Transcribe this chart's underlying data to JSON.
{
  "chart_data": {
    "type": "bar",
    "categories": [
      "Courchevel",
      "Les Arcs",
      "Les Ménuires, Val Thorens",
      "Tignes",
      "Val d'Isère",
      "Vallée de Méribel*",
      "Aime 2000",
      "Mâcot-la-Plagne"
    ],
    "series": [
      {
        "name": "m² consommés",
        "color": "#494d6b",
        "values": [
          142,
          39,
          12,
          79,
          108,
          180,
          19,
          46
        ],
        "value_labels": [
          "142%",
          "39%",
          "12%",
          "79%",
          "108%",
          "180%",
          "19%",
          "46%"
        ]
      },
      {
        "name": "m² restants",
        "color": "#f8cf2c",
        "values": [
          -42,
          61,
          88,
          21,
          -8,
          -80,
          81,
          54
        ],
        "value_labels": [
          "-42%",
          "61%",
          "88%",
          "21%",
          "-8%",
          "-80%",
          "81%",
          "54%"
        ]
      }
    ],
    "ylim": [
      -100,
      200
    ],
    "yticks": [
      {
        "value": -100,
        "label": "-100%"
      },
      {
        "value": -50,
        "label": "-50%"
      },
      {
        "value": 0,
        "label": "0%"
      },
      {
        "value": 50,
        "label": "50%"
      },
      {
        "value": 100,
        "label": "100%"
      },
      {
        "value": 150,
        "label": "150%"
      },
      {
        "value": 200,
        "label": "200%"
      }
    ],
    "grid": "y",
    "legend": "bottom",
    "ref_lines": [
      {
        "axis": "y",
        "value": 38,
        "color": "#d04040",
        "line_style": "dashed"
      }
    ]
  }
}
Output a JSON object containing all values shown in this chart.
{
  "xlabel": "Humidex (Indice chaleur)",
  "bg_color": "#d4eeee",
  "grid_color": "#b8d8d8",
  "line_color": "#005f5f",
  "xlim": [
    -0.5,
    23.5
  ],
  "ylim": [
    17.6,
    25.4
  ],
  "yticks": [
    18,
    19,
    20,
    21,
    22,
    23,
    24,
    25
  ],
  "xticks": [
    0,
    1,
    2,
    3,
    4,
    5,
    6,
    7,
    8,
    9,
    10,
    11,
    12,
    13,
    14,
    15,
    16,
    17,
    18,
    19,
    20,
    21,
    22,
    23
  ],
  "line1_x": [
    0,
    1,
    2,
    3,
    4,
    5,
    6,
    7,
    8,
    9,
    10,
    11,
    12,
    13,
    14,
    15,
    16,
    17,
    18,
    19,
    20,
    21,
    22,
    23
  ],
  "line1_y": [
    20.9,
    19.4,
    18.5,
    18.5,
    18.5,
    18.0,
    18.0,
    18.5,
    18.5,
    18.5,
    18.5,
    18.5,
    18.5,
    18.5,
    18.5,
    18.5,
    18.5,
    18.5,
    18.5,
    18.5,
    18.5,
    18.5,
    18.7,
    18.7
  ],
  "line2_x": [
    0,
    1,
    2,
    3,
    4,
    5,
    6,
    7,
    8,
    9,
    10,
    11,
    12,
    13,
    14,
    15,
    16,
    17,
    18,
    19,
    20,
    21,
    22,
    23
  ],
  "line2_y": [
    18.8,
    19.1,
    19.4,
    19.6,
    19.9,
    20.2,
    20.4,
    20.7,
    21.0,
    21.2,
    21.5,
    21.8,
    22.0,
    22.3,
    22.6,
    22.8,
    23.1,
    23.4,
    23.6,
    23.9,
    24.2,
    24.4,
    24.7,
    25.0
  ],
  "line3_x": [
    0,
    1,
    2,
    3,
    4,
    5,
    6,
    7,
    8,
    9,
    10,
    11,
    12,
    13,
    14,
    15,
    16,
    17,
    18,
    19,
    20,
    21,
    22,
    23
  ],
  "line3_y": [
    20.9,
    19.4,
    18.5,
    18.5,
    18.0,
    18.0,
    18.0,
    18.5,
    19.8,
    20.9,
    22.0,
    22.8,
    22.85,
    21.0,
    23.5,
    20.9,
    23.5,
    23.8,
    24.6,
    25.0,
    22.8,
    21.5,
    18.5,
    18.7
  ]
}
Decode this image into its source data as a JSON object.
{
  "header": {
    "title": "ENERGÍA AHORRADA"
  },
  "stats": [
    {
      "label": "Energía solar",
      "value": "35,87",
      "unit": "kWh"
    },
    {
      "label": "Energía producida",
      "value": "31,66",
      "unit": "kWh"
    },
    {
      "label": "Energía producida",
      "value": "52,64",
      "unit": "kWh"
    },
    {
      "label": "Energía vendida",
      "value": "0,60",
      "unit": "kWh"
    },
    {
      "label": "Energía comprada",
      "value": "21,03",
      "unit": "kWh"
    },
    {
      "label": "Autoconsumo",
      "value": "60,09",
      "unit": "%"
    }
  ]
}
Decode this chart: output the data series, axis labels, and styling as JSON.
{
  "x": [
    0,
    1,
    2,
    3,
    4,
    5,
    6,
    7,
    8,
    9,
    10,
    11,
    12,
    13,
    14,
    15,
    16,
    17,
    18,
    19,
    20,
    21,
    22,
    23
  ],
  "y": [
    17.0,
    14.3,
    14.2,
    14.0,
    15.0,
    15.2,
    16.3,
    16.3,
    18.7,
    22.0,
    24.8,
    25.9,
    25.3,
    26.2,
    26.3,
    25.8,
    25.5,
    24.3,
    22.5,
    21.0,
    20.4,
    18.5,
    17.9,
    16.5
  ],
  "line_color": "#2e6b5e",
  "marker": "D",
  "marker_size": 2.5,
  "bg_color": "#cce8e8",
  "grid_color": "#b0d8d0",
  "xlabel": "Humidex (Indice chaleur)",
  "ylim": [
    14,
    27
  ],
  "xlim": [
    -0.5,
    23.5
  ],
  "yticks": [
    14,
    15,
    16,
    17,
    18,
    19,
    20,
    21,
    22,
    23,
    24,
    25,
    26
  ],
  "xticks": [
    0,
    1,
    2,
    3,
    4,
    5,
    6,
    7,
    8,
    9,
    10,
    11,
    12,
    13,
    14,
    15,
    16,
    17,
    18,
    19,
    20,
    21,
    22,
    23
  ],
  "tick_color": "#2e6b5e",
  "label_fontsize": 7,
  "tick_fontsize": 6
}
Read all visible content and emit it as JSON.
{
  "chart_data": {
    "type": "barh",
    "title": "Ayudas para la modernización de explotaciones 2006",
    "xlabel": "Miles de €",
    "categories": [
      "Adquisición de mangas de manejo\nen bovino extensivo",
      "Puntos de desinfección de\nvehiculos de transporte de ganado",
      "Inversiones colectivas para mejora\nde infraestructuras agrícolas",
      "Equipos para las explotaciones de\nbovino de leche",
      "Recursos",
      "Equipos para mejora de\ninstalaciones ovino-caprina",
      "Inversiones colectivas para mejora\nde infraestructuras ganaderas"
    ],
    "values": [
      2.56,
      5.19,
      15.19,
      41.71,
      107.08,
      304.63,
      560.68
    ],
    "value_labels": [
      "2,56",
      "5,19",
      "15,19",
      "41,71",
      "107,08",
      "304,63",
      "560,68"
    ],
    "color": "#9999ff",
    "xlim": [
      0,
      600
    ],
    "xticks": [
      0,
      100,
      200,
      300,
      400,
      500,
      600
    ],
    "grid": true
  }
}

------------------------------------------------------------------------

• _Exercise requirements_
Pick out the lines containing the string "this" and show them.

• _Full answer_
Transcribe this chart's underlying data to JSON.
Output a JSON object containing all values shown in this chart.
Decode this image into its source data as a JSON object.
Decode this chart: output the data series, axis labels, and styling as JSON.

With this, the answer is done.